MATERIAL FOR THE TASK -
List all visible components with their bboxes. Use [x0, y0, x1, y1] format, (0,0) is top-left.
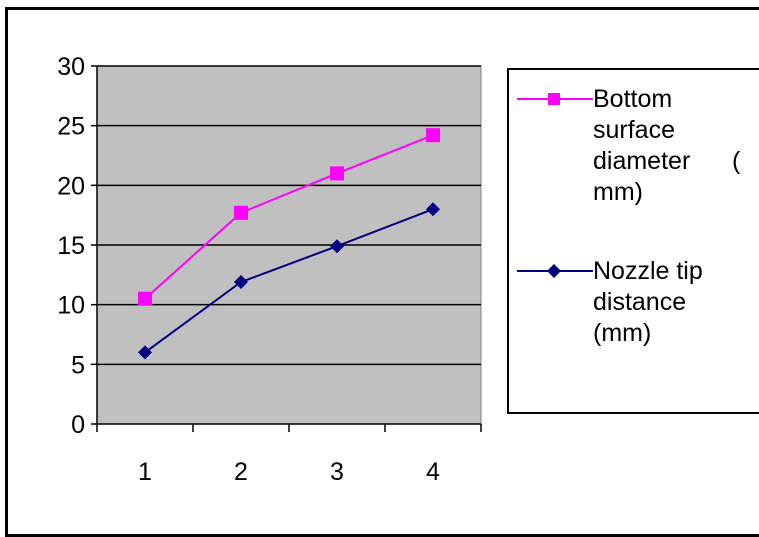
data-point [330, 239, 344, 254]
series-layer [138, 128, 440, 360]
x-tick-label: 2 [234, 458, 248, 486]
legend: Bottom surface diameter ( mm) Nozzle tip… [507, 68, 759, 414]
y-tick-label: 15 [57, 232, 85, 260]
y-tick-label: 20 [57, 172, 85, 200]
y-tick-label: 25 [57, 113, 85, 141]
data-point [234, 205, 248, 220]
x-tick-label: 1 [138, 458, 152, 486]
legend-label-line: mm) [593, 178, 643, 206]
y-tick-label: 5 [71, 351, 85, 379]
legend-label-line: distance [593, 288, 687, 316]
legend-label-line: diameter ( [593, 147, 741, 175]
data-point [138, 291, 152, 306]
x-axis-ticks: 1 2 3 4 [96, 424, 482, 486]
data-point [330, 166, 344, 181]
legend-swatch-nozzle-tip-distance [517, 264, 593, 278]
y-tick-label: 0 [71, 411, 85, 439]
series-line [144, 208, 434, 354]
legend-label-nozzle-tip-distance: Nozzle tip distance (mm) [593, 256, 759, 349]
data-point [138, 345, 152, 360]
series-1 [138, 202, 440, 360]
data-point [426, 128, 440, 143]
legend-label-line: Bottom [593, 85, 673, 113]
legend-label-bottom-surface-diameter: Bottom surface diameter ( mm) [593, 84, 759, 208]
legend-swatch-bottom-surface-diameter [517, 93, 593, 105]
y-tick-label: 30 [57, 53, 85, 81]
series-0 [138, 128, 440, 306]
legend-label-line: surface [593, 116, 675, 144]
legend-label-line: (mm) [593, 319, 652, 347]
data-point [234, 274, 248, 289]
y-tick-label: 10 [57, 292, 85, 320]
x-tick-label: 4 [426, 458, 440, 486]
x-tick-label: 3 [330, 458, 344, 486]
gridlines [97, 65, 481, 366]
data-point [426, 202, 440, 217]
legend-label-line: Nozzle tip [593, 257, 703, 285]
series-line [144, 134, 434, 300]
y-axis-ticks: 0 5 10 15 20 25 30 [57, 53, 97, 439]
line-chart: 0 5 10 15 20 25 30 1 2 3 4 [57, 53, 482, 486]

OBJECTIVE - Please retype, character for character, every line of the records from the one holding "data-point [330, 239, 344, 254]" through the final line of the records, both included.

TASK SOLUTION -
data-point [330, 239, 344, 254]
series-layer [138, 128, 440, 360]
x-tick-label: 2 [234, 458, 248, 486]
legend: Bottom surface diameter ( mm) Nozzle tip… [507, 68, 759, 414]
y-tick-label: 15 [57, 232, 85, 260]
y-tick-label: 20 [57, 172, 85, 200]
y-tick-label: 25 [57, 113, 85, 141]
data-point [234, 205, 248, 220]
x-tick-label: 1 [138, 458, 152, 486]
legend-label-line: mm) [593, 178, 643, 206]
y-tick-label: 5 [71, 351, 85, 379]
legend-label-line: distance [593, 288, 687, 316]
legend-label-line: diameter ( [593, 147, 741, 175]
data-point [138, 291, 152, 306]
x-axis-ticks: 1 2 3 4 [96, 424, 482, 486]
data-point [330, 166, 344, 181]
legend-swatch-nozzle-tip-distance [517, 264, 593, 278]
y-tick-label: 0 [71, 411, 85, 439]
series-line [144, 208, 434, 354]
legend-label-nozzle-tip-distance: Nozzle tip distance (mm) [593, 256, 759, 349]
data-point [138, 345, 152, 360]
series-1 [138, 202, 440, 360]
data-point [426, 128, 440, 143]
legend-label-line: Bottom [593, 85, 673, 113]
legend-label-bottom-surface-diameter: Bottom surface diameter ( mm) [593, 84, 759, 208]
legend-swatch-bottom-surface-diameter [517, 93, 593, 105]
y-tick-label: 30 [57, 53, 85, 81]
series-0 [138, 128, 440, 306]
legend-label-line: surface [593, 116, 675, 144]
legend-label-line: (mm) [593, 319, 652, 347]
data-point [234, 274, 248, 289]
y-tick-label: 10 [57, 292, 85, 320]
x-tick-label: 4 [426, 458, 440, 486]
x-tick-label: 3 [330, 458, 344, 486]
gridlines [97, 65, 481, 366]
data-point [426, 202, 440, 217]
legend-label-line: Nozzle tip [593, 257, 703, 285]
series-line [144, 134, 434, 300]
y-axis-ticks: 0 5 10 15 20 25 30 [57, 53, 97, 439]
line-chart: 0 5 10 15 20 25 30 1 2 3 4 [57, 53, 482, 486]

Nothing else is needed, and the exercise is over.